Written request >> Review the material and extract every line in which the word "Шолохова" occurs.
=== Records ===
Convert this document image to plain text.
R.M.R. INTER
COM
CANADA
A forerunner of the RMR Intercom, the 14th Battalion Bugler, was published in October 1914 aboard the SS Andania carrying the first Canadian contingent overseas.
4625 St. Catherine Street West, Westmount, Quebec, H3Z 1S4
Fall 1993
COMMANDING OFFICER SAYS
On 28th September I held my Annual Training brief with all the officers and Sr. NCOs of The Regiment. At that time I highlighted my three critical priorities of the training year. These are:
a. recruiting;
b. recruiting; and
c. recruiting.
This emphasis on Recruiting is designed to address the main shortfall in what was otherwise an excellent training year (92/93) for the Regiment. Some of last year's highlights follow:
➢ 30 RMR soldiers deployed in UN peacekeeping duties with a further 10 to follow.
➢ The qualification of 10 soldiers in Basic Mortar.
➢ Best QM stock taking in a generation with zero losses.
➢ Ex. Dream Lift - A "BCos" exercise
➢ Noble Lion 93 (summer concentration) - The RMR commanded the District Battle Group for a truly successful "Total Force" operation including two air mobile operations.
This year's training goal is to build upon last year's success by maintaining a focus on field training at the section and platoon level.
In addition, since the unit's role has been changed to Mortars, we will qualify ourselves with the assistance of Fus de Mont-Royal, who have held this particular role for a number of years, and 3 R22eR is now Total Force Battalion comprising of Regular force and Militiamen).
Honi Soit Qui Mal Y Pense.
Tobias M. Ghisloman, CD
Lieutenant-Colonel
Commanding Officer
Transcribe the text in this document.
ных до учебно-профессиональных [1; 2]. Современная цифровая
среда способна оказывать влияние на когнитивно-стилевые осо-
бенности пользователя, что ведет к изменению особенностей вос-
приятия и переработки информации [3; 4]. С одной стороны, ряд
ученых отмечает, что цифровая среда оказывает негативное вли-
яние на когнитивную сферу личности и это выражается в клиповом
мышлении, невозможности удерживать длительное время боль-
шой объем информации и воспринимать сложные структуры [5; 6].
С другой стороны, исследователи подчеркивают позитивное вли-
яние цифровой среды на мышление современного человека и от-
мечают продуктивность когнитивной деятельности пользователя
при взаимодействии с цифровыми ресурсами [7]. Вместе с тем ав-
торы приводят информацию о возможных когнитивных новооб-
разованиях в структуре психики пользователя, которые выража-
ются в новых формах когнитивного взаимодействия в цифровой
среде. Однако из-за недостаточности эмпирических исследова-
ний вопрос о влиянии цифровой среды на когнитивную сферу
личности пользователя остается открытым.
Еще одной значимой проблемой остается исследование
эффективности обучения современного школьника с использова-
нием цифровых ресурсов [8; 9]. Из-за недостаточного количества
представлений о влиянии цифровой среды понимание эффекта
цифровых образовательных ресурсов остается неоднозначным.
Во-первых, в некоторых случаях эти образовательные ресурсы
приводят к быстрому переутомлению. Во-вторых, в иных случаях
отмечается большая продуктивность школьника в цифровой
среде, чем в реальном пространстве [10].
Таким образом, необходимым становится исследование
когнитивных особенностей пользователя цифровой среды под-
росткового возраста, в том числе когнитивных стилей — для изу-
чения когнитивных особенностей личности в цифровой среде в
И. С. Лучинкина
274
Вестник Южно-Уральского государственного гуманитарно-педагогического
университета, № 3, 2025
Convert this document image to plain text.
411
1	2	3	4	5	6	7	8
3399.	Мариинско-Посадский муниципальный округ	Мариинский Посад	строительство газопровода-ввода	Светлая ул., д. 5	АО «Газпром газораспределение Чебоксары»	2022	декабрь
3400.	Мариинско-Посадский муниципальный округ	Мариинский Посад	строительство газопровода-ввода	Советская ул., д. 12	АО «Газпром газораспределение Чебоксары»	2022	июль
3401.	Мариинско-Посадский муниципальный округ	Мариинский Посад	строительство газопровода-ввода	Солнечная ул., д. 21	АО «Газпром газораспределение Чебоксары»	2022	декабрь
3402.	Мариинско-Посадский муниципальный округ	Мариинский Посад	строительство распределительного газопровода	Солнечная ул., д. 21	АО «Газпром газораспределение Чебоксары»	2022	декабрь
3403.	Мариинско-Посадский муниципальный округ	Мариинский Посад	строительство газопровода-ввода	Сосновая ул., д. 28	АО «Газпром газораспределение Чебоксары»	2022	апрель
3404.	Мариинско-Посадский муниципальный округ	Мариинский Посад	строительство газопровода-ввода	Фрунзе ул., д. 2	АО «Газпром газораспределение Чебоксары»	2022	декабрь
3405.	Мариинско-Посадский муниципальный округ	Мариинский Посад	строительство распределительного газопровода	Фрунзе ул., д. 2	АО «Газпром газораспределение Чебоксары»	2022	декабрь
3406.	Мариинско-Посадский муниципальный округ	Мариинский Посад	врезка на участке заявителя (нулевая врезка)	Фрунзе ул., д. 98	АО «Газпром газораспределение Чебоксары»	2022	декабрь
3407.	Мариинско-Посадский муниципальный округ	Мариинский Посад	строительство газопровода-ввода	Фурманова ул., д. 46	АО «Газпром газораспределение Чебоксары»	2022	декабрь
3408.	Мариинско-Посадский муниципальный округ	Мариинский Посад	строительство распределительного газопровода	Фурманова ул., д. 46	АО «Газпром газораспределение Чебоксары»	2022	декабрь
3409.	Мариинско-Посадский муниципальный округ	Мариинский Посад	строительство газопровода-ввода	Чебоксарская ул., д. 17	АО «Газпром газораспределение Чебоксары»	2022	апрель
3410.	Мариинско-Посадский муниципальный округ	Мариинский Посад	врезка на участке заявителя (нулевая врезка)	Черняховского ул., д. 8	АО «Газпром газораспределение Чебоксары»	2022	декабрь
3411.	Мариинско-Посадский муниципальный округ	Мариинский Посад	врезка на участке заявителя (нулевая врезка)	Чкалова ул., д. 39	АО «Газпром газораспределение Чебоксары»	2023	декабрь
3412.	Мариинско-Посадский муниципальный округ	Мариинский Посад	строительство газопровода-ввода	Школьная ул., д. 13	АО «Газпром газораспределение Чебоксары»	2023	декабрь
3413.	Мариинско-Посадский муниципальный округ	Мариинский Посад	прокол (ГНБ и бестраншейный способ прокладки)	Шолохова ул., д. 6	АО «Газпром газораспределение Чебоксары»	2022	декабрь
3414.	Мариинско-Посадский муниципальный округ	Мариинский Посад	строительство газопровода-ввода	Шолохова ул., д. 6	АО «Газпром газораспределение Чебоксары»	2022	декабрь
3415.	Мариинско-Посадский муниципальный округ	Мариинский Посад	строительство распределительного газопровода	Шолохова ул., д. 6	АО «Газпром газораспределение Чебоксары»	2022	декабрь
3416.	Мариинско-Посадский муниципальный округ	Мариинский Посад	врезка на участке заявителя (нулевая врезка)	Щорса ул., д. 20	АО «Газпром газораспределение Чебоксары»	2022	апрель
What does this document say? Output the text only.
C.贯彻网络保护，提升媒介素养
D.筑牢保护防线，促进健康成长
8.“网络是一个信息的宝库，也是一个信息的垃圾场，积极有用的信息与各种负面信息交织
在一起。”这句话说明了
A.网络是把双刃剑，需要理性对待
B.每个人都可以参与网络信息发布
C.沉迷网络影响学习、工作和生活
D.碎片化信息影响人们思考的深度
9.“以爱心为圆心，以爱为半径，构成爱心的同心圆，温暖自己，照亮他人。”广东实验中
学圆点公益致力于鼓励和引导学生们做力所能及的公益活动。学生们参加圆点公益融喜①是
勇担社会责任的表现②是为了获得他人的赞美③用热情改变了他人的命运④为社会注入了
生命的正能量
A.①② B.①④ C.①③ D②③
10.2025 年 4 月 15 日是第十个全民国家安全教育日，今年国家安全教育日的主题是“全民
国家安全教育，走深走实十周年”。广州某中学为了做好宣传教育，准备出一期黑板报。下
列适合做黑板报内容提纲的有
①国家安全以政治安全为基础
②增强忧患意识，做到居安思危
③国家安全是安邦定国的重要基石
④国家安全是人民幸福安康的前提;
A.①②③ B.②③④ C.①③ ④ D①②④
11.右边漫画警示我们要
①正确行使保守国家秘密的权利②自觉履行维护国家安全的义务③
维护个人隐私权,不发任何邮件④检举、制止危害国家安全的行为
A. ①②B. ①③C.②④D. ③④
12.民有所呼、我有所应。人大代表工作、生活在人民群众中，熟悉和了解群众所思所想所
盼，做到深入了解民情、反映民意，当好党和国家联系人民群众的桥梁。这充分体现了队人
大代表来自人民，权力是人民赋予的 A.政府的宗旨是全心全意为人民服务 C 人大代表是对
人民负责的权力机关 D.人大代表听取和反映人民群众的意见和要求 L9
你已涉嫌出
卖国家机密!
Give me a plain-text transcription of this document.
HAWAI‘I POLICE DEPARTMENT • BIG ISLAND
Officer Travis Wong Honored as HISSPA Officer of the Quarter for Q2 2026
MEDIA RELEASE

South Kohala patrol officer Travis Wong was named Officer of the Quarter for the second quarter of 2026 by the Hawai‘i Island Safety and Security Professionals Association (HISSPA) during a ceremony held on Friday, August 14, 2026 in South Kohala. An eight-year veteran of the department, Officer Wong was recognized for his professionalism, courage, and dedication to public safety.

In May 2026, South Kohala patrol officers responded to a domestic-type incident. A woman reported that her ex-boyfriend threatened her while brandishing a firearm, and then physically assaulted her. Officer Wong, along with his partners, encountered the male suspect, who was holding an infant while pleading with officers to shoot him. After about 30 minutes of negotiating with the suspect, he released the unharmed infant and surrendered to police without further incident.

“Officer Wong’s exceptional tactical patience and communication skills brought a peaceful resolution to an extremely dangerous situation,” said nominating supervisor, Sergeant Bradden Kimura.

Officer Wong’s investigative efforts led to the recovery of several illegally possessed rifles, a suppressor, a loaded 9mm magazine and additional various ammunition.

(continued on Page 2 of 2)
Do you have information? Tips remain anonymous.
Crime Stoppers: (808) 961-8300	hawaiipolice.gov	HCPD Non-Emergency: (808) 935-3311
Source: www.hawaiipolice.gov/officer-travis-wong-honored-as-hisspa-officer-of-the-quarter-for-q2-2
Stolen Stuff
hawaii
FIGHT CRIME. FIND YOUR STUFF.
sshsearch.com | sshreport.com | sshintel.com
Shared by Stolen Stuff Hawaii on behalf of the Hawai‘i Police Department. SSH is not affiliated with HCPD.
===
Output for this exercise >>
3413.	Мариинско-Посадский муниципальный округ	Мариинский Посад	прокол (ГНБ и бестраншейный способ прокладки)	Шолохова ул., д. 6	АО «Газпром газораспределение Чебоксары»	2022	декабрь
3414.	Мариинско-Посадский муниципальный округ	Мариинский Посад	строительство газопровода-ввода	Шолохова ул., д. 6	АО «Газпром газораспределение Чебоксары»	2022	декабрь
3415.	Мариинско-Посадский муниципальный округ	Мариинский Посад	строительство распределительного газопровода	Шолохова ул., д. 6	АО «Газпром газораспределение Чебоксары»	2022	декабрь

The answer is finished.